Make an exact copy of the records, with the pictures left out.

--- start MATERIAL FOR THIS TASK ---

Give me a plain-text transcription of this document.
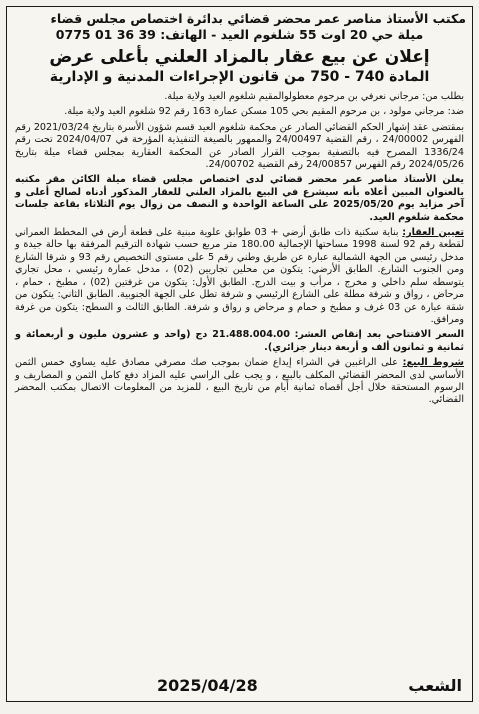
مكتب الأستاذ مناصر عمر محضر قضائي بدائرة اختصاص مجلس قضاء
ميلة حي 20 اوت 55 شلغوم العيد - الهاتف: 39 36 01 0775
إعلان عن بيع عقار بالمزاد العلني بأعلى عرض
المادة 740 - 750 من قانون الإجراءات المدنية و الإدارية

بطلب من: مرجاني نعرفي بن مرحوم معطولوالمقيم شلغوم العيد ولاية ميلة.

ضد: مرجاني مولود ، بن مرحوم المقيم بحي 105 مسكن عمارة 163 رقم 92 شلغوم العيد ولاية ميلة.

بمقتضى عقد إشهار الحكم القضائي الصادر عن محكمة شلغوم العيد قسم شؤون الأسرة بتاريخ 2021/03/24 رقم الفهرس 24/00002 ، رقم القضية 24/00497 والممهور بالصيغة التنفيذية المؤرخة في 2024/04/07 تحت رقم 1336/24 المصرح فيه بالتصفية بموجب القرار الصادر عن المحكمة العقارية بمجلس قضاء ميلة بتاريخ 2024/05/26 رقم الفهرس 24/00857 رقم القضية 24/00702.

يعلن الأستاذ مناصر عمر محضر قضائي لدى اختصاص مجلس قضاء ميلة الكائن مقر مكتبه بالعنوان المبين أعلاه بأنه سيشرع في البيع بالمزاد العلني للعقار المذكور أدناه لصالح أعلى و آخر مزايد يوم 2025/05/20 على الساعة الواحدة و النصف من زوال يوم الثلاثاء بقاعة جلسات محكمة شلغوم العيد.

تعيين العقار: بناية سكنية ذات طابق أرضي + 03 طوابق علوية مبنية على قطعة أرض في المخطط العمراني لقطعة رقم 92 لسنة 1998 مساحتها الإجمالية 180.00 متر مربع حسب شهادة الترقيم المرفقة بها حالة جيدة و مدخل رئيسي من الجهة الشمالية عبارة عن طريق وطني رقم 5 على مستوى التخصيص رقم 93 و شرقا الشارع ومن الجنوب الشارع. الطابق الأرضي: يتكون من محلين تجاريين (02) ، مدخل عمارة رئيسي ، محل تجاري يتوسطه سلم داخلي و مخرج ، مرأب و بيت الدرج. الطابق الأول: يتكون من غرفتين (02) ، مطبخ ، حمام ، مرحاض ، رواق و شرفة مطلة على الشارع الرئيسي و شرفة تطل على الجهة الجنوبية. الطابق الثاني: يتكون من شقة عبارة عن 03 غرف و مطبخ و حمام و مرحاض و رواق و شرفة. الطابق الثالث و السطح: يتكون من غرفة ومرافق.

السعر الافتتاحي بعد إنقاص العشر: 21.488.004.00 دج (واحد و عشرون مليون و أربعمائة و ثمانية و ثمانون ألف و أربعة دينار جزائري).

شروط البيع: على الراغبين في الشراء إيداع ضمان بموجب صك مصرفي مصادق عليه يساوي خمس الثمن الأساسي لدى المحضر القضائي المكلف بالبيع ، و يجب على الراسي عليه المزاد دفع كامل الثمن و المصاريف و الرسوم المستحقة خلال أجل أقصاه ثمانية أيام من تاريخ البيع ، للمزيد من المعلومات الاتصال بمكتب المحضر القضائي.

الشعب
2025/04/28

--- end MATERIAL FOR THIS TASK ---

WRITTEN ANSWER:
Give me a plain-text transcription of this document.
مكتب الأستاذ مناصر عمر محضر قضائي بدائرة اختصاص مجلس قضاء
ميلة حي 20 اوت 55 شلغوم العيد - الهاتف: 39 36 01 0775
إعلان عن بيع عقار بالمزاد العلني بأعلى عرض
المادة 740 - 750 من قانون الإجراءات المدنية و الإدارية

بطلب من: مرجاني نعرفي بن مرحوم معطولوالمقيم شلغوم العيد ولاية ميلة.

ضد: مرجاني مولود ، بن مرحوم المقيم بحي 105 مسكن عمارة 163 رقم 92 شلغوم العيد ولاية ميلة.

بمقتضى عقد إشهار الحكم القضائي الصادر عن محكمة شلغوم العيد قسم شؤون الأسرة بتاريخ 2021/03/24 رقم الفهرس 24/00002 ، رقم القضية 24/00497 والممهور بالصيغة التنفيذية المؤرخة في 2024/04/07 تحت رقم 1336/24 المصرح فيه بالتصفية بموجب القرار الصادر عن المحكمة العقارية بمجلس قضاء ميلة بتاريخ 2024/05/26 رقم الفهرس 24/00857 رقم القضية 24/00702.

يعلن الأستاذ مناصر عمر محضر قضائي لدى اختصاص مجلس قضاء ميلة الكائن مقر مكتبه بالعنوان المبين أعلاه بأنه سيشرع في البيع بالمزاد العلني للعقار المذكور أدناه لصالح أعلى و آخر مزايد يوم 2025/05/20 على الساعة الواحدة و النصف من زوال يوم الثلاثاء بقاعة جلسات محكمة شلغوم العيد.

تعيين العقار: بناية سكنية ذات طابق أرضي + 03 طوابق علوية مبنية على قطعة أرض في المخطط العمراني لقطعة رقم 92 لسنة 1998 مساحتها الإجمالية 180.00 متر مربع حسب شهادة الترقيم المرفقة بها حالة جيدة و مدخل رئيسي من الجهة الشمالية عبارة عن طريق وطني رقم 5 على مستوى التخصيص رقم 93 و شرقا الشارع ومن الجنوب الشارع. الطابق الأرضي: يتكون من محلين تجاريين (02) ، مدخل عمارة رئيسي ، محل تجاري يتوسطه سلم داخلي و مخرج ، مرأب و بيت الدرج. الطابق الأول: يتكون من غرفتين (02) ، مطبخ ، حمام ، مرحاض ، رواق و شرفة مطلة على الشارع الرئيسي و شرفة تطل على الجهة الجنوبية. الطابق الثاني: يتكون من شقة عبارة عن 03 غرف و مطبخ و حمام و مرحاض و رواق و شرفة. الطابق الثالث و السطح: يتكون من غرفة ومرافق.

السعر الافتتاحي بعد إنقاص العشر: 21.488.004.00 دج (واحد و عشرون مليون و أربعمائة و ثمانية و ثمانون ألف و أربعة دينار جزائري).

شروط البيع: على الراغبين في الشراء إيداع ضمان بموجب صك مصرفي مصادق عليه يساوي خمس الثمن الأساسي لدى المحضر القضائي المكلف بالبيع ، و يجب على الراسي عليه المزاد دفع كامل الثمن و المصاريف و الرسوم المستحقة خلال أجل أقصاه ثمانية أيام من تاريخ البيع ، للمزيد من المعلومات الاتصال بمكتب المحضر القضائي.

الشعب
2025/04/28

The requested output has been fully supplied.